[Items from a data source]
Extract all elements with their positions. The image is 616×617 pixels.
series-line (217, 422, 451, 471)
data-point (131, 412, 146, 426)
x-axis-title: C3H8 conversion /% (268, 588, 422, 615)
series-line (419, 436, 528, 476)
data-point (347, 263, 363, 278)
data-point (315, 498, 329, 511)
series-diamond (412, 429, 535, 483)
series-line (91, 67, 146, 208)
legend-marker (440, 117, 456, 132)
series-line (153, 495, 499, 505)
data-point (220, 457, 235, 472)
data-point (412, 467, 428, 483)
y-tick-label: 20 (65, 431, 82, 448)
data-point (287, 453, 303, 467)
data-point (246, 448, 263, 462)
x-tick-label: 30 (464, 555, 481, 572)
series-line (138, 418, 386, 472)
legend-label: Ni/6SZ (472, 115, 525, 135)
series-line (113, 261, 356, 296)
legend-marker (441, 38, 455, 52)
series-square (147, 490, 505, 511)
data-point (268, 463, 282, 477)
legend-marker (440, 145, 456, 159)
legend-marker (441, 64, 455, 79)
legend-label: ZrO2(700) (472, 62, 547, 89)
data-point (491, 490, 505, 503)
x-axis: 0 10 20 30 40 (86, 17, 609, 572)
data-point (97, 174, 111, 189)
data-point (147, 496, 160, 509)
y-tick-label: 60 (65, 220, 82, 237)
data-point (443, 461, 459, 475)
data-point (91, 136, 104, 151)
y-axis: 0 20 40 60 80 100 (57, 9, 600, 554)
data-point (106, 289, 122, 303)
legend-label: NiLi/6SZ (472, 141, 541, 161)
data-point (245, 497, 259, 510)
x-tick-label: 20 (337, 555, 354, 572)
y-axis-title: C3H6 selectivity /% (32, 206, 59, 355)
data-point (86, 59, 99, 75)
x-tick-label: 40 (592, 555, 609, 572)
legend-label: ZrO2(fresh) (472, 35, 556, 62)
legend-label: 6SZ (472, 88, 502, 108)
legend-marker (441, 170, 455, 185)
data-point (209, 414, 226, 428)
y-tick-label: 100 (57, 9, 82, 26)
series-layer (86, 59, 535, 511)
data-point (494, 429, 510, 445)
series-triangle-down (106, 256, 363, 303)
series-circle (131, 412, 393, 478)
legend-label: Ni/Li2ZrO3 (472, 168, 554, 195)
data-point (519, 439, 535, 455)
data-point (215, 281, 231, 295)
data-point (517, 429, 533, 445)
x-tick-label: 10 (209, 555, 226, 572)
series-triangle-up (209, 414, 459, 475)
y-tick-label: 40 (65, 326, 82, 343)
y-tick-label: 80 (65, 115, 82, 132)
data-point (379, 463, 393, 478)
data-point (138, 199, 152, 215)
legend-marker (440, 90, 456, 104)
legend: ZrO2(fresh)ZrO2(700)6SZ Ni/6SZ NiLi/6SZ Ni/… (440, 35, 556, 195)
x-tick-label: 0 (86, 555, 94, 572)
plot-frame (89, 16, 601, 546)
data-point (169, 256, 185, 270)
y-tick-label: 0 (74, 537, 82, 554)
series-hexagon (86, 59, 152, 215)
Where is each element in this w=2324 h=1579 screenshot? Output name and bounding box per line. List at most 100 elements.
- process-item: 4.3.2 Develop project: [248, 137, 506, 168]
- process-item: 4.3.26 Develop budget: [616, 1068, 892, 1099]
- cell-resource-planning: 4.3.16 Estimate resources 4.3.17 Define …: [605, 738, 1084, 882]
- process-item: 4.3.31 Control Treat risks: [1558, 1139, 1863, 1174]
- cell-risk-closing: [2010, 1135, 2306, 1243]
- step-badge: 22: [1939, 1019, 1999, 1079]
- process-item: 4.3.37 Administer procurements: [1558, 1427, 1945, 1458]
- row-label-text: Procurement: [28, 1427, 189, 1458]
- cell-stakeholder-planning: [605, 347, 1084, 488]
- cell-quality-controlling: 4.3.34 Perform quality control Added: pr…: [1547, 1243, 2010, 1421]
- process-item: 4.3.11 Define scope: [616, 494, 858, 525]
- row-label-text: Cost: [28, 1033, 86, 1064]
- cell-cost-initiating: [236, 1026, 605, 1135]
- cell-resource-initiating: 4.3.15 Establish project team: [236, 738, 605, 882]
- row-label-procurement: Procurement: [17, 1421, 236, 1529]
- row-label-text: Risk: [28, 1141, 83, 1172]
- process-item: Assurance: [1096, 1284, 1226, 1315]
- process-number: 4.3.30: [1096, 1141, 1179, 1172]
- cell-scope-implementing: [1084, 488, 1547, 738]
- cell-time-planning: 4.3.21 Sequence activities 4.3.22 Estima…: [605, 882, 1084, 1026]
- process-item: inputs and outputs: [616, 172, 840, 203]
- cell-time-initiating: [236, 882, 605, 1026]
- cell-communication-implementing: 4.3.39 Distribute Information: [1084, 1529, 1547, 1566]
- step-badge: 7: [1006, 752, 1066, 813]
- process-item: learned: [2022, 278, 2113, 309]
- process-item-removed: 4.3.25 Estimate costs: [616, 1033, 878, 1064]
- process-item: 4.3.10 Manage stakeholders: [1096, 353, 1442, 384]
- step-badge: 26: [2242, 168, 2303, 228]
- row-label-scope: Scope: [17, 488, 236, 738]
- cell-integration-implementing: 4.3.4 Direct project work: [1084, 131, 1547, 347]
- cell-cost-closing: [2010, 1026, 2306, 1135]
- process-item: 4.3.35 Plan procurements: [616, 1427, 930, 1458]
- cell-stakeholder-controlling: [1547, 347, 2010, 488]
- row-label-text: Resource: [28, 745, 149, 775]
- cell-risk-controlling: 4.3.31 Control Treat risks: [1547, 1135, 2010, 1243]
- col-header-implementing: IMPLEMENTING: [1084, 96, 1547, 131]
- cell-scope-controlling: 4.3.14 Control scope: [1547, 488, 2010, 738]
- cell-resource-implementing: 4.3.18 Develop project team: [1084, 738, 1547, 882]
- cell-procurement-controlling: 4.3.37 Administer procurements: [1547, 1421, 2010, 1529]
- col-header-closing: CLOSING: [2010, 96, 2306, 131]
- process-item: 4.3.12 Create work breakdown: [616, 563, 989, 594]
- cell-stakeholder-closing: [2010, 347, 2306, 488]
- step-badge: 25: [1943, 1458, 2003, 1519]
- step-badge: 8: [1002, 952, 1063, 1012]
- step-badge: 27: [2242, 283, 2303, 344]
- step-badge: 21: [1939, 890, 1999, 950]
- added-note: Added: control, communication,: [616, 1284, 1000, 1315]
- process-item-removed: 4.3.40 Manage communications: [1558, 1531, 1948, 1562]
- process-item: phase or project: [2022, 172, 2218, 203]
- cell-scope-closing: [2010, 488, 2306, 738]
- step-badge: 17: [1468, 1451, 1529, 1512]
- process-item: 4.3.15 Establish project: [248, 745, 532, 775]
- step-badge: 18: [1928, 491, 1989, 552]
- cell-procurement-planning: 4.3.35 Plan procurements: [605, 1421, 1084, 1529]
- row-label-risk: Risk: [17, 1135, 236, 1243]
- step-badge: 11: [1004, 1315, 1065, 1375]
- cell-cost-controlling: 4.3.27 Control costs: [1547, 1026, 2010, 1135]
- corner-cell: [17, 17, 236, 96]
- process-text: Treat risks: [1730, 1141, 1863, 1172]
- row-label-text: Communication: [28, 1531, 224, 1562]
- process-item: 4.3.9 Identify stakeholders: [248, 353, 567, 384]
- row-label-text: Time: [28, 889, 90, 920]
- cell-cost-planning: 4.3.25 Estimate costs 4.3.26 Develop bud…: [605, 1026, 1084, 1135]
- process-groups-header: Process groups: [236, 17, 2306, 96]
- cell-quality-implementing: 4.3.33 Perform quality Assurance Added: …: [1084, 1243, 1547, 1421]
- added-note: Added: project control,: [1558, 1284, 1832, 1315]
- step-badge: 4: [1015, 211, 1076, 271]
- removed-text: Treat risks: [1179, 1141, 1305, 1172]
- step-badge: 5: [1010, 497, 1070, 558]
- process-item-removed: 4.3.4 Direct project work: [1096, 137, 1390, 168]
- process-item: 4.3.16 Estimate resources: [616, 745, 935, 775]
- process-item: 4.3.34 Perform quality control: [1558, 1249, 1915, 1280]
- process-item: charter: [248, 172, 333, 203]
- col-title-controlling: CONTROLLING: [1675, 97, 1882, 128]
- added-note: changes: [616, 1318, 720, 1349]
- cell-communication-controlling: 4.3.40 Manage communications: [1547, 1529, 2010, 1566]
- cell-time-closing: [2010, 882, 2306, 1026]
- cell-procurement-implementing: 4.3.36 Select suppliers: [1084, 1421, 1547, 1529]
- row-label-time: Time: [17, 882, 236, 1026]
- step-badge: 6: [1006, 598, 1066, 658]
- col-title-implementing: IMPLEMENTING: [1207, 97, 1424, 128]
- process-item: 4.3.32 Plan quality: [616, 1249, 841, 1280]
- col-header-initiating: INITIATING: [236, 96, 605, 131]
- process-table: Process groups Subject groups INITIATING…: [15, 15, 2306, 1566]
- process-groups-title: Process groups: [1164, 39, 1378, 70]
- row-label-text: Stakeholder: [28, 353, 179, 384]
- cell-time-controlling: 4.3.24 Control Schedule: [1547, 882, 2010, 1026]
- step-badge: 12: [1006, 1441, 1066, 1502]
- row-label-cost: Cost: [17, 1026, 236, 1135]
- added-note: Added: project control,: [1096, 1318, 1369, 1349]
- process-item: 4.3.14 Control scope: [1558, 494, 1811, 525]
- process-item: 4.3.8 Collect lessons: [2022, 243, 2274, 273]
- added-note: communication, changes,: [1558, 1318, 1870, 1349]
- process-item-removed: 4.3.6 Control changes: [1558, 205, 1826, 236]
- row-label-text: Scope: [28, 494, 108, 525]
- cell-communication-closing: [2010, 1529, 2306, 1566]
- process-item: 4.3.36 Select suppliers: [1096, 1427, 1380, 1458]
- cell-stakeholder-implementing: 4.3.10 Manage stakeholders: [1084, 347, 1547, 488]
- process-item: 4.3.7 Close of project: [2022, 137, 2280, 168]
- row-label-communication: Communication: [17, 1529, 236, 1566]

• **EXERCISE PROMPT**
Can you give back the records from their first line through the line containing "x-tick-label: 0 (86, 555, 94, 572)", replacing "series-line" with "series-curve" and leaving everything else as it is?

• **CORRECT OUTPUT**
Extract all elements with their positions. The image is 616×617 pixels.
series-curve (217, 422, 451, 471)
data-point (131, 412, 146, 426)
x-axis-title: C3H8 conversion /% (268, 588, 422, 615)
series-curve (419, 436, 528, 476)
data-point (347, 263, 363, 278)
data-point (315, 498, 329, 511)
series-diamond (412, 429, 535, 483)
series-curve (91, 67, 146, 208)
legend-marker (440, 117, 456, 132)
series-curve (153, 495, 499, 505)
data-point (220, 457, 235, 472)
data-point (412, 467, 428, 483)
y-tick-label: 20 (65, 431, 82, 448)
data-point (287, 453, 303, 467)
data-point (246, 448, 263, 462)
x-tick-label: 30 (464, 555, 481, 572)
series-curve (138, 418, 386, 472)
legend-label: Ni/6SZ (472, 115, 525, 135)
series-curve (113, 261, 356, 296)
legend-marker (441, 38, 455, 52)
series-square (147, 490, 505, 511)
data-point (268, 463, 282, 477)
legend-marker (440, 145, 456, 159)
legend-marker (441, 64, 455, 79)
legend-label: ZrO2(700) (472, 62, 547, 89)
data-point (491, 490, 505, 503)
x-axis: 0 10 20 30 40 (86, 17, 609, 572)
data-point (97, 174, 111, 189)
data-point (147, 496, 160, 509)
y-tick-label: 60 (65, 220, 82, 237)
data-point (443, 461, 459, 475)
data-point (91, 136, 104, 151)
y-axis: 0 20 40 60 80 100 (57, 9, 600, 554)
data-point (106, 289, 122, 303)
legend-label: NiLi/6SZ (472, 141, 541, 161)
data-point (245, 497, 259, 510)
x-tick-label: 20 (337, 555, 354, 572)
y-axis-title: C3H6 selectivity /% (32, 206, 59, 355)
data-point (86, 59, 99, 75)
x-tick-label: 40 (592, 555, 609, 572)
legend-label: ZrO2(fresh) (472, 35, 556, 62)
legend-label: 6SZ (472, 88, 502, 108)
legend-marker (441, 170, 455, 185)
data-point (209, 414, 226, 428)
y-tick-label: 100 (57, 9, 82, 26)
series-layer (86, 59, 535, 511)
data-point (494, 429, 510, 445)
series-triangle-down (106, 256, 363, 303)
series-circle (131, 412, 393, 478)
legend-label: Ni/Li2ZrO3 (472, 168, 554, 195)
data-point (519, 439, 535, 455)
data-point (215, 281, 231, 295)
data-point (517, 429, 533, 445)
x-tick-label: 10 (209, 555, 226, 572)
series-triangle-up (209, 414, 459, 475)
y-tick-label: 40 (65, 326, 82, 343)
y-tick-label: 80 (65, 115, 82, 132)
data-point (379, 463, 393, 478)
data-point (138, 199, 152, 215)
legend-marker (440, 90, 456, 104)
legend: ZrO2(fresh)ZrO2(700)6SZ Ni/6SZ NiLi/6SZ Ni/… (440, 35, 556, 195)
x-tick-label: 0 (86, 555, 94, 572)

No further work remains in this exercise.